### What you need to do:
Print out every line, exactly as written.

### Input records:

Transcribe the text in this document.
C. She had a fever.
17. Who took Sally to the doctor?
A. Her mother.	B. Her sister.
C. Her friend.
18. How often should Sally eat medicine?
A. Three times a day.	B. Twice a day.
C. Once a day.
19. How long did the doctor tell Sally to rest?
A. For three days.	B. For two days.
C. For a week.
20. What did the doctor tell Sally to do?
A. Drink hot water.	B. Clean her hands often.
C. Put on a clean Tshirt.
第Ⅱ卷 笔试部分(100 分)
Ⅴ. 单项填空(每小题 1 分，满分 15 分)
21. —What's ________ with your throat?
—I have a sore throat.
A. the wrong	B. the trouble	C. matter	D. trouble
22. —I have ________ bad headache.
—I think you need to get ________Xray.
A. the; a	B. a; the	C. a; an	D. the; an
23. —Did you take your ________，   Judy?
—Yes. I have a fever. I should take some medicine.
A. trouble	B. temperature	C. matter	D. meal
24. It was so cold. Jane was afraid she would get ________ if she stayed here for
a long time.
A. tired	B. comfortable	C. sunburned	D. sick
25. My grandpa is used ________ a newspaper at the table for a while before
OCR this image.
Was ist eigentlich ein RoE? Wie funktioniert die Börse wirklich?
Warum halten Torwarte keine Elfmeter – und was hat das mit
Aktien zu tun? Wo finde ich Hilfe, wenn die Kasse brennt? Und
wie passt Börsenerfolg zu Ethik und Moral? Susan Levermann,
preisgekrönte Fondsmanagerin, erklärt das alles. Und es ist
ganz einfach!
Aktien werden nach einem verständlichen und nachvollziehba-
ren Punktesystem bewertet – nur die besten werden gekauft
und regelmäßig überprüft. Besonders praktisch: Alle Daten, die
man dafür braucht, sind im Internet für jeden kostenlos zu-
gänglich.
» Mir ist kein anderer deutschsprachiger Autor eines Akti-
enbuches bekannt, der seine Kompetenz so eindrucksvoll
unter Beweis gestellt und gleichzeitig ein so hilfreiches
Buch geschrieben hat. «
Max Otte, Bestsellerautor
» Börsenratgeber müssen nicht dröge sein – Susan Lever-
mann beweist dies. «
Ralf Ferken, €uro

### Task response:
Transcribe the text in this document.
C. She had a fever.
17. Who took Sally to the doctor?
A. Her mother.	B. Her sister.
C. Her friend.
18. How often should Sally eat medicine?
A. Three times a day.	B. Twice a day.
C. Once a day.
19. How long did the doctor tell Sally to rest?
A. For three days.	B. For two days.
C. For a week.
20. What did the doctor tell Sally to do?
A. Drink hot water.	B. Clean her hands often.
C. Put on a clean Tshirt.
第Ⅱ卷 笔试部分(100 分)
Ⅴ. 单项填空(每小题 1 分，满分 15 分)
21. —What's ________ with your throat?
—I have a sore throat.
A. the wrong	B. the trouble	C. matter	D. trouble
22. —I have ________ bad headache.
—I think you need to get ________Xray.
A. the; a	B. a; the	C. a; an	D. the; an
23. —Did you take your ________，   Judy?
—Yes. I have a fever. I should take some medicine.
A. trouble	B. temperature	C. matter	D. meal
24. It was so cold. Jane was afraid she would get ________ if she stayed here for
a long time.
A. tired	B. comfortable	C. sunburned	D. sick
25. My grandpa is used ________ a newspaper at the table for a while before
OCR this image.
Was ist eigentlich ein RoE? Wie funktioniert die Börse wirklich?
Warum halten Torwarte keine Elfmeter – und was hat das mit
Aktien zu tun? Wo finde ich Hilfe, wenn die Kasse brennt? Und
wie passt Börsenerfolg zu Ethik und Moral? Susan Levermann,
preisgekrönte Fondsmanagerin, erklärt das alles. Und es ist
ganz einfach!
Aktien werden nach einem verständlichen und nachvollziehba-
ren Punktesystem bewertet – nur die besten werden gekauft
und regelmäßig überprüft. Besonders praktisch: Alle Daten, die
man dafür braucht, sind im Internet für jeden kostenlos zu-
gänglich.
» Mir ist kein anderer deutschsprachiger Autor eines Akti-
enbuches bekannt, der seine Kompetenz so eindrucksvoll
unter Beweis gestellt und gleichzeitig ein so hilfreiches
Buch geschrieben hat. «
Max Otte, Bestsellerautor
» Börsenratgeber müssen nicht dröge sein – Susan Lever-
mann beweist dies. «
Ralf Ferken, €uro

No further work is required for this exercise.